### Exercise goal
Starting at the line that contains "Give me the", copy each line through the end of the listing below. Include both ends and output nothing more.

### Material for this exercise
* * *
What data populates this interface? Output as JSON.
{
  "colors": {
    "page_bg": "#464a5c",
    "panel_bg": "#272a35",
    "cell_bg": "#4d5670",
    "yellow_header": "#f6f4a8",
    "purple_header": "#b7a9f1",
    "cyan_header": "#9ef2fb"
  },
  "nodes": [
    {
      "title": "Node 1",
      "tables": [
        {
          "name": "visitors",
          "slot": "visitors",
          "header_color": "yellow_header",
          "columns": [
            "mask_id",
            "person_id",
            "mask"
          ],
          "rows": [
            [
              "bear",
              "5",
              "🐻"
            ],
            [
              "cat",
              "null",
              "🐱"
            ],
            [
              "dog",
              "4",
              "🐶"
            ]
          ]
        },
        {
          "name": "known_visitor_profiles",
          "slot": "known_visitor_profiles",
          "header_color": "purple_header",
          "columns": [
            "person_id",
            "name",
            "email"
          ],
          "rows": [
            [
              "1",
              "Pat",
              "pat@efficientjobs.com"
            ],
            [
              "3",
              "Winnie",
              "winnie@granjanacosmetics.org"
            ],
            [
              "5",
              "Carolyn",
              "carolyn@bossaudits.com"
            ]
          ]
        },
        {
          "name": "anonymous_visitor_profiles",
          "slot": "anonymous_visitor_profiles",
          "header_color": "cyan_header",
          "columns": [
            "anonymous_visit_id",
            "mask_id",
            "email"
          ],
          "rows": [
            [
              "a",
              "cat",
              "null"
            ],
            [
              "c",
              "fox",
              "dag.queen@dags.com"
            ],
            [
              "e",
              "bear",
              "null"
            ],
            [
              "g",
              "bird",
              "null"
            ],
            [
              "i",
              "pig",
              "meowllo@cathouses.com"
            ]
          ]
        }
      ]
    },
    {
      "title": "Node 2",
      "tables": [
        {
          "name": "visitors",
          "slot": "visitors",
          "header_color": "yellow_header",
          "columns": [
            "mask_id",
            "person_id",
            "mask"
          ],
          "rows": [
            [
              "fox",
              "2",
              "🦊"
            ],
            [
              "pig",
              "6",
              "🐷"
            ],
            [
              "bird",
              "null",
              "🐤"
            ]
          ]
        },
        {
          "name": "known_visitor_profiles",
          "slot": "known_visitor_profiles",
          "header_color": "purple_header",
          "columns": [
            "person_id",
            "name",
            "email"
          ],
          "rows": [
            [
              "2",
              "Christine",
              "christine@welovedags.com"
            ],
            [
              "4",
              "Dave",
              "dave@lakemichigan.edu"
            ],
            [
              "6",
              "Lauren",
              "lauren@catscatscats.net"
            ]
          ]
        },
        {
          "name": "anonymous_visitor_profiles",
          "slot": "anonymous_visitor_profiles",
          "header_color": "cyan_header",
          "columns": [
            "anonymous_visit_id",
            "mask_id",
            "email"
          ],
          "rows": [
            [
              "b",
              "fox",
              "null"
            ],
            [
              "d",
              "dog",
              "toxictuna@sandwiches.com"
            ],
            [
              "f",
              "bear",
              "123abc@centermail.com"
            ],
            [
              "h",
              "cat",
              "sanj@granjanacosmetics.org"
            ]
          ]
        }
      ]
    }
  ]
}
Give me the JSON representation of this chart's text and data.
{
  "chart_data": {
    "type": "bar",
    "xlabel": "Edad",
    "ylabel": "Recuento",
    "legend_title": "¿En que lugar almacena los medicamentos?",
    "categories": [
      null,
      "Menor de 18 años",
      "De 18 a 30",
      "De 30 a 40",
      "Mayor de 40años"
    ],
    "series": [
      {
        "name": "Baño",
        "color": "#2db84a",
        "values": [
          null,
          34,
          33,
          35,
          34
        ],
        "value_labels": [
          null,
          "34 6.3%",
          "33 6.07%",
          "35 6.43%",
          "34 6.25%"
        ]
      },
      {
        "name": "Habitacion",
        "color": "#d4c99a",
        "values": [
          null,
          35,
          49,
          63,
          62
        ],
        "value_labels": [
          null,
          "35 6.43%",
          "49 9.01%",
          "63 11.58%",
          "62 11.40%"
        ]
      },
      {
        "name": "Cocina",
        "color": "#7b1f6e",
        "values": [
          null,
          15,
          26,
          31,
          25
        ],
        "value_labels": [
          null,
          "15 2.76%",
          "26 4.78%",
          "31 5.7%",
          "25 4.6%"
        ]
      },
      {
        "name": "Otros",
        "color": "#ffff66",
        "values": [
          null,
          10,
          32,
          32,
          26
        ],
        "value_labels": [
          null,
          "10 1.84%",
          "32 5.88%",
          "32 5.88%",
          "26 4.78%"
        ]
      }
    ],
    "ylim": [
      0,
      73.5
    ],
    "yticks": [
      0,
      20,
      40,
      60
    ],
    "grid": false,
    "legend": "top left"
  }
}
* * *
### Task output
Give me the JSON representation of this chart's text and data.
{
  "chart_data": {
    "type": "bar",
    "xlabel": "Edad",
    "ylabel": "Recuento",
    "legend_title": "¿En que lugar almacena los medicamentos?",
    "categories": [
      null,
      "Menor de 18 años",
      "De 18 a 30",
      "De 30 a 40",
      "Mayor de 40años"
    ],
    "series": [
      {
        "name": "Baño",
        "color": "#2db84a",
        "values": [
          null,
          34,
          33,
          35,
          34
        ],
        "value_labels": [
          null,
          "34 6.3%",
          "33 6.07%",
          "35 6.43%",
          "34 6.25%"
        ]
      },
      {
        "name": "Habitacion",
        "color": "#d4c99a",
        "values": [
          null,
          35,
          49,
          63,
          62
        ],
        "value_labels": [
          null,
          "35 6.43%",
          "49 9.01%",
          "63 11.58%",
          "62 11.40%"
        ]
      },
      {
        "name": "Cocina",
        "color": "#7b1f6e",
        "values": [
          null,
          15,
          26,
          31,
          25
        ],
        "value_labels": [
          null,
          "15 2.76%",
          "26 4.78%",
          "31 5.7%",
          "25 4.6%"
        ]
      },
      {
        "name": "Otros",
        "color": "#ffff66",
        "values": [
          null,
          10,
          32,
          32,
          26
        ],
        "value_labels": [
          null,
          "10 1.84%",
          "32 5.88%",
          "32 5.88%",
          "26 4.78%"
        ]
      }
    ],
    "ylim": [
      0,
      73.5
    ],
    "yticks": [
      0,
      20,
      40,
      60
    ],
    "grid": false,
    "legend": "top left"
  }
}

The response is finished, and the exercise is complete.